* _What you have to do_
Leaving out every picture, quote the data below exactly as it appears.

== Data for the task ==

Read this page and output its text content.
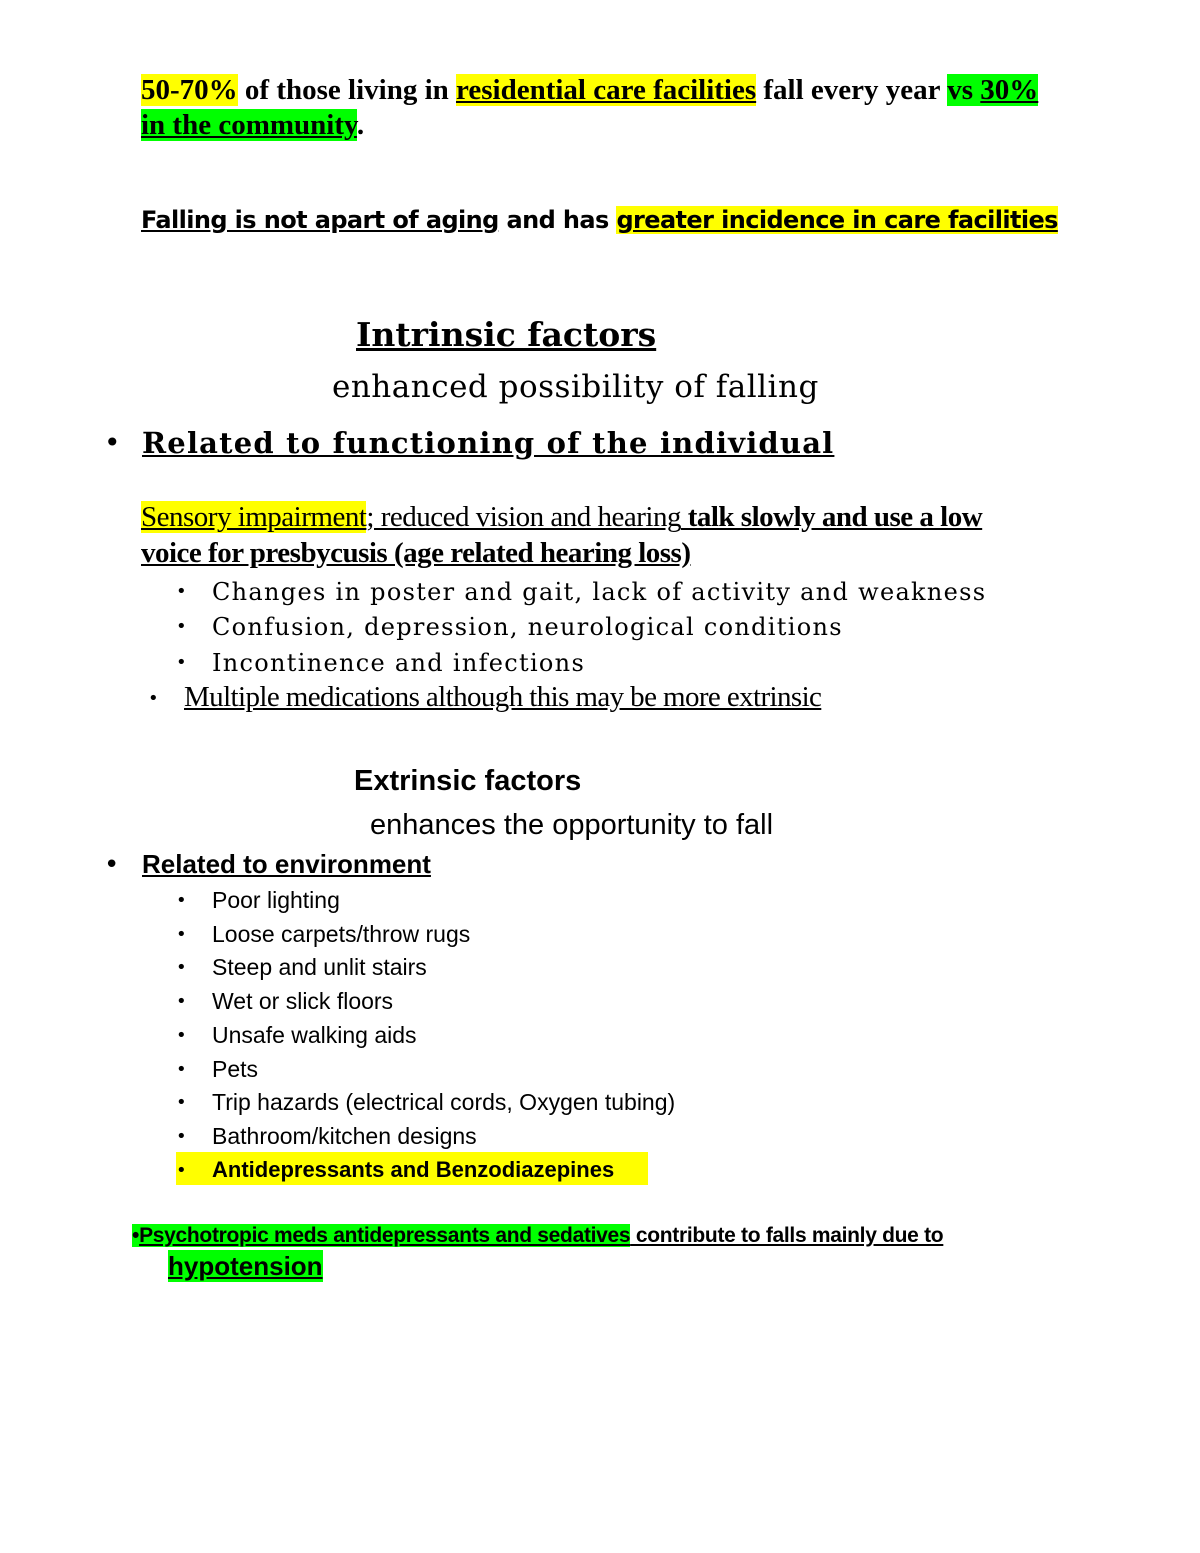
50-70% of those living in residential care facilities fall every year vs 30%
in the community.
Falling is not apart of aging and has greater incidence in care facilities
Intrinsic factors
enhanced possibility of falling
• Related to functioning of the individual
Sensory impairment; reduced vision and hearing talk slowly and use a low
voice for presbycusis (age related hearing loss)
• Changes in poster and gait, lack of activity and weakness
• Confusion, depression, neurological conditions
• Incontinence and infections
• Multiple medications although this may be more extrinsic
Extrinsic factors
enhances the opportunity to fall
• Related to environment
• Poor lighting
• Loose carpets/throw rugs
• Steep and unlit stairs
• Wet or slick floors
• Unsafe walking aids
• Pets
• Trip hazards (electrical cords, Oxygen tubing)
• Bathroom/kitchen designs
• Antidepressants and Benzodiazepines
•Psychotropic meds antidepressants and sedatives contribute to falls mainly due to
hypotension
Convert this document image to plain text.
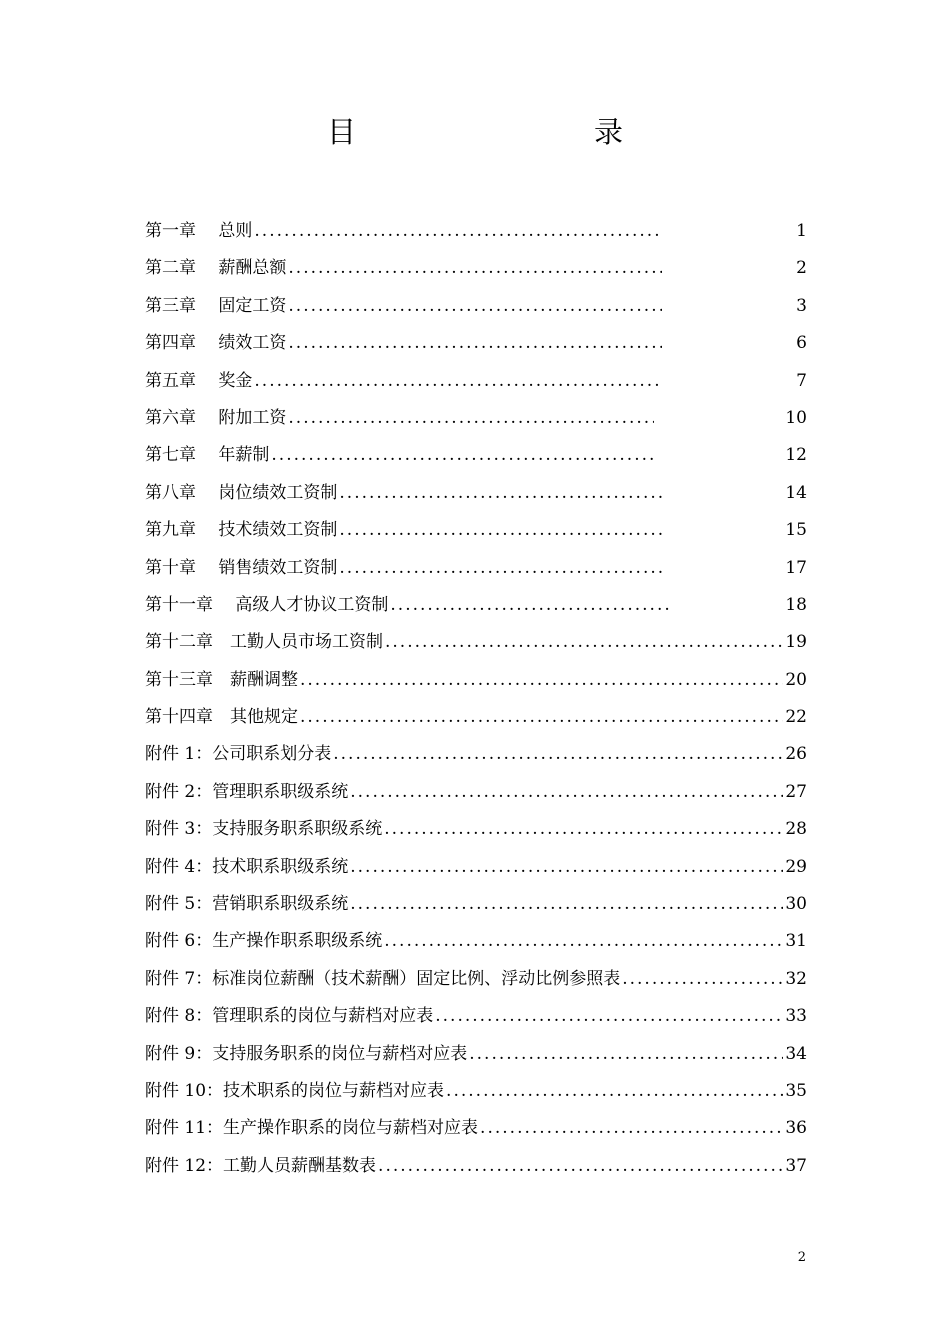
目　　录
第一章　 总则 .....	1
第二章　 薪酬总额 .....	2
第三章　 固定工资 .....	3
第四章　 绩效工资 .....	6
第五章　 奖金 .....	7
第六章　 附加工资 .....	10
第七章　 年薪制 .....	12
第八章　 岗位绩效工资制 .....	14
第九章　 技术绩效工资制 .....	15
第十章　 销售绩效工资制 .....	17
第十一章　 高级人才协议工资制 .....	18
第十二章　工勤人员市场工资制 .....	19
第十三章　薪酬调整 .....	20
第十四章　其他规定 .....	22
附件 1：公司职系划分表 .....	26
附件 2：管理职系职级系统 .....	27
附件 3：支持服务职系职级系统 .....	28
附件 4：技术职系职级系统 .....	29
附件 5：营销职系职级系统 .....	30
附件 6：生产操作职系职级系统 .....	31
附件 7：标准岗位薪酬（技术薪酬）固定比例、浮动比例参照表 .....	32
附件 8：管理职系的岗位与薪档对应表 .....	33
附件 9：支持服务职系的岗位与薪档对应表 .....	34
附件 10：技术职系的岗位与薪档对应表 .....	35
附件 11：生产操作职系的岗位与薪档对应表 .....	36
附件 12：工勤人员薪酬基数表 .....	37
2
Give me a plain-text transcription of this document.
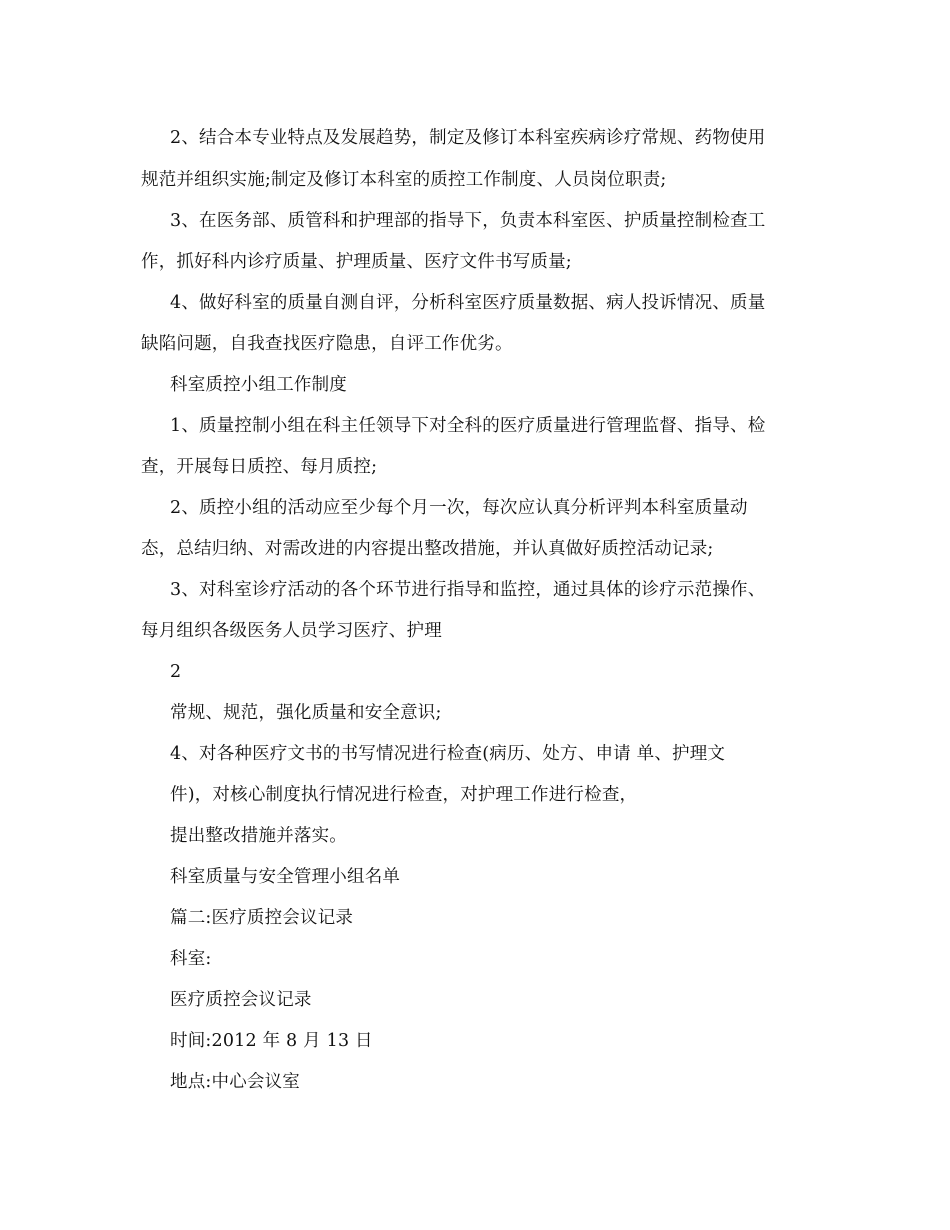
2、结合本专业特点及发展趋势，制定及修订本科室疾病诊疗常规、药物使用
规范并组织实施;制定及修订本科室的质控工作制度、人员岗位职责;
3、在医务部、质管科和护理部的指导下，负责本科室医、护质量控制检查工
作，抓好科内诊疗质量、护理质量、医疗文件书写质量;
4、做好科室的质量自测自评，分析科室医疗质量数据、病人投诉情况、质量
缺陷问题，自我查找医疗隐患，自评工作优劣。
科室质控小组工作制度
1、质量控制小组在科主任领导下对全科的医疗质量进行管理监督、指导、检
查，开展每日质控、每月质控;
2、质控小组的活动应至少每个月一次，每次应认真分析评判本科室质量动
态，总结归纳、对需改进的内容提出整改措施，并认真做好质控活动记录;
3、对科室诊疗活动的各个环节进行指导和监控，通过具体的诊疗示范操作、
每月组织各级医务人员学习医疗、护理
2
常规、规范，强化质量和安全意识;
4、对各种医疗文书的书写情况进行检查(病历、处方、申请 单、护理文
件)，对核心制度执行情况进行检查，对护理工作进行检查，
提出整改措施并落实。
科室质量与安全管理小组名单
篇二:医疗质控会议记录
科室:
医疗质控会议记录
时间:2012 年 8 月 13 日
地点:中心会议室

===

* _Exercise answer_
Read this page and output its text content.
50-70% of those living in residential care facilities fall every year vs 30%
in the community.
Falling is not apart of aging and has greater incidence in care facilities
Intrinsic factors
enhanced possibility of falling
• Related to functioning of the individual
Sensory impairment; reduced vision and hearing talk slowly and use a low
voice for presbycusis (age related hearing loss)
• Changes in poster and gait, lack of activity and weakness
• Confusion, depression, neurological conditions
• Incontinence and infections
• Multiple medications although this may be more extrinsic
Extrinsic factors
enhances the opportunity to fall
• Related to environment
• Poor lighting
• Loose carpets/throw rugs
• Steep and unlit stairs
• Wet or slick floors
• Unsafe walking aids
• Pets
• Trip hazards (electrical cords, Oxygen tubing)
• Bathroom/kitchen designs
• Antidepressants and Benzodiazepines
•Psychotropic meds antidepressants and sedatives contribute to falls mainly due to
hypotension
Convert this document image to plain text.
目　　录
第一章　 总则 .....	1
第二章　 薪酬总额 .....	2
第三章　 固定工资 .....	3
第四章　 绩效工资 .....	6
第五章　 奖金 .....	7
第六章　 附加工资 .....	10
第七章　 年薪制 .....	12
第八章　 岗位绩效工资制 .....	14
第九章　 技术绩效工资制 .....	15
第十章　 销售绩效工资制 .....	17
第十一章　 高级人才协议工资制 .....	18
第十二章　工勤人员市场工资制 .....	19
第十三章　薪酬调整 .....	20
第十四章　其他规定 .....	22
附件 1：公司职系划分表 .....	26
附件 2：管理职系职级系统 .....	27
附件 3：支持服务职系职级系统 .....	28
附件 4：技术职系职级系统 .....	29
附件 5：营销职系职级系统 .....	30
附件 6：生产操作职系职级系统 .....	31
附件 7：标准岗位薪酬（技术薪酬）固定比例、浮动比例参照表 .....	32
附件 8：管理职系的岗位与薪档对应表 .....	33
附件 9：支持服务职系的岗位与薪档对应表 .....	34
附件 10：技术职系的岗位与薪档对应表 .....	35
附件 11：生产操作职系的岗位与薪档对应表 .....	36
附件 12：工勤人员薪酬基数表 .....	37
2
Give me a plain-text transcription of this document.
2、结合本专业特点及发展趋势，制定及修订本科室疾病诊疗常规、药物使用
规范并组织实施;制定及修订本科室的质控工作制度、人员岗位职责;
3、在医务部、质管科和护理部的指导下，负责本科室医、护质量控制检查工
作，抓好科内诊疗质量、护理质量、医疗文件书写质量;
4、做好科室的质量自测自评，分析科室医疗质量数据、病人投诉情况、质量
缺陷问题，自我查找医疗隐患，自评工作优劣。
科室质控小组工作制度
1、质量控制小组在科主任领导下对全科的医疗质量进行管理监督、指导、检
查，开展每日质控、每月质控;
2、质控小组的活动应至少每个月一次，每次应认真分析评判本科室质量动
态，总结归纳、对需改进的内容提出整改措施，并认真做好质控活动记录;
3、对科室诊疗活动的各个环节进行指导和监控，通过具体的诊疗示范操作、
每月组织各级医务人员学习医疗、护理
2
常规、规范，强化质量和安全意识;
4、对各种医疗文书的书写情况进行检查(病历、处方、申请 单、护理文
件)，对核心制度执行情况进行检查，对护理工作进行检查，
提出整改措施并落实。
科室质量与安全管理小组名单
篇二:医疗质控会议记录
科室:
医疗质控会议记录
时间:2012 年 8 月 13 日
地点:中心会议室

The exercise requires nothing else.